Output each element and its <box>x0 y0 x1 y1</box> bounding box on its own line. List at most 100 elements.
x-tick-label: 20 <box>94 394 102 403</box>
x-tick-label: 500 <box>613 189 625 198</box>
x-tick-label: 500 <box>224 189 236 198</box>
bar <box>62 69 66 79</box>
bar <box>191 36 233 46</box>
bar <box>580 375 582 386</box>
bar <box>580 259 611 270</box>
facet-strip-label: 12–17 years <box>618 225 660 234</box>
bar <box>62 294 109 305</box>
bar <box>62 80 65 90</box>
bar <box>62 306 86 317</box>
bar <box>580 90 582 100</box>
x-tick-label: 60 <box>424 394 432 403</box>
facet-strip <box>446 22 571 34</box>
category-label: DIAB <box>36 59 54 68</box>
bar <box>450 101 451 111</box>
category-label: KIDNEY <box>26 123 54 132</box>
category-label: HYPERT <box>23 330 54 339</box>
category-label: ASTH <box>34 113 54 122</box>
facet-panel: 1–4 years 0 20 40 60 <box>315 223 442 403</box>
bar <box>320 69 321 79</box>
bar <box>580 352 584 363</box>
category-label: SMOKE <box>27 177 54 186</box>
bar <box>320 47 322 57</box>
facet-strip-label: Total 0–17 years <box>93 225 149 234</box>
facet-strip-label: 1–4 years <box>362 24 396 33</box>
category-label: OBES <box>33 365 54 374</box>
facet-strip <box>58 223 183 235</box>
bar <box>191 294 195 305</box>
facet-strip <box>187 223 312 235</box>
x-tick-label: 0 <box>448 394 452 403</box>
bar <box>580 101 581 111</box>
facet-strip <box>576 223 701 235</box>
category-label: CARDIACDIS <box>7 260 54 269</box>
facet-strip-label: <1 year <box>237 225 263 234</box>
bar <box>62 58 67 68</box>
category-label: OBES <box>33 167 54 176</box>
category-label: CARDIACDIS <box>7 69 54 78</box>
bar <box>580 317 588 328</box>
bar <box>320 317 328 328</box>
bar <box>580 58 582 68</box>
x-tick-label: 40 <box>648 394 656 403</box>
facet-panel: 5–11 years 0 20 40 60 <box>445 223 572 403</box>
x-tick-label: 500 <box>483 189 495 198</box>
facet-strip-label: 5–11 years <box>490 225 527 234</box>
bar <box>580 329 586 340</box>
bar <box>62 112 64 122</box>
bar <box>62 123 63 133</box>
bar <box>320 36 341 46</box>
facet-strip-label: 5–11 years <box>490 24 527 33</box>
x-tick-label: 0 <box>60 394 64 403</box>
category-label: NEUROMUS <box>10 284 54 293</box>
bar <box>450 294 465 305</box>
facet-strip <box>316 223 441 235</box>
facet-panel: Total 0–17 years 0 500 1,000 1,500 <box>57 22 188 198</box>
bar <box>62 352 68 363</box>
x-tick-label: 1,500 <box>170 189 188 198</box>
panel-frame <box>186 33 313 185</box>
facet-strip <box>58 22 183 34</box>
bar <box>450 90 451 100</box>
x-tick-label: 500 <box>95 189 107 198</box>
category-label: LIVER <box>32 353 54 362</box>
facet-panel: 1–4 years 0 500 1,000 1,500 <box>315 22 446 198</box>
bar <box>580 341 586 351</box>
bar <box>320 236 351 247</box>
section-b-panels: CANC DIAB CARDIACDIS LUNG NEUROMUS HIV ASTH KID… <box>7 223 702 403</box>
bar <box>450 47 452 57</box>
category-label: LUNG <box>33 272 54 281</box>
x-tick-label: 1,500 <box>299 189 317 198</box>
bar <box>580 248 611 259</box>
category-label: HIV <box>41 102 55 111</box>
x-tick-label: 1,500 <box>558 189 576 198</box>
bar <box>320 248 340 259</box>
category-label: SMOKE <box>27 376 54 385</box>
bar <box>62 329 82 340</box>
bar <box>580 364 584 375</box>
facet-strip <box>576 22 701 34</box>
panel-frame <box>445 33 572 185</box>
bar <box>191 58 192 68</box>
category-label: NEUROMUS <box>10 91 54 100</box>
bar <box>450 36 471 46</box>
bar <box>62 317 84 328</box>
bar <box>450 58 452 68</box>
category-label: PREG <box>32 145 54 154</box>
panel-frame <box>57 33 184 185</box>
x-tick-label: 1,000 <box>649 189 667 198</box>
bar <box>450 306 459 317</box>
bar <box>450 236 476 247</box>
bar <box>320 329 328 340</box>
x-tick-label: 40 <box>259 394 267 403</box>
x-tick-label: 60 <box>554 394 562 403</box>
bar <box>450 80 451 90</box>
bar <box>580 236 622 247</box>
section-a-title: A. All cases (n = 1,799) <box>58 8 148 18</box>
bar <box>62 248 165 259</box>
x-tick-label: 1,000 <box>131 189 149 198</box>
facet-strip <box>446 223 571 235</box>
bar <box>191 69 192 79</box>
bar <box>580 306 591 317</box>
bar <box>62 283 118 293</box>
****************************************
* PROBLEM DESCRIPTION
Copy the rows above word for word, from the very first line down to and including the line that contains "category-label: DIAB <box>36 59 54 68</box>".

* ANSWER
Output each element and its <box>x0 y0 x1 y1</box> bounding box on its own line. List at most 100 elements.
x-tick-label: 20 <box>94 394 102 403</box>
x-tick-label: 500 <box>613 189 625 198</box>
x-tick-label: 500 <box>224 189 236 198</box>
bar <box>62 69 66 79</box>
bar <box>191 36 233 46</box>
bar <box>580 375 582 386</box>
bar <box>580 259 611 270</box>
facet-strip-label: 12–17 years <box>618 225 660 234</box>
bar <box>62 294 109 305</box>
bar <box>62 80 65 90</box>
bar <box>62 306 86 317</box>
bar <box>580 90 582 100</box>
x-tick-label: 60 <box>424 394 432 403</box>
facet-strip <box>446 22 571 34</box>
category-label: DIAB <box>36 59 54 68</box>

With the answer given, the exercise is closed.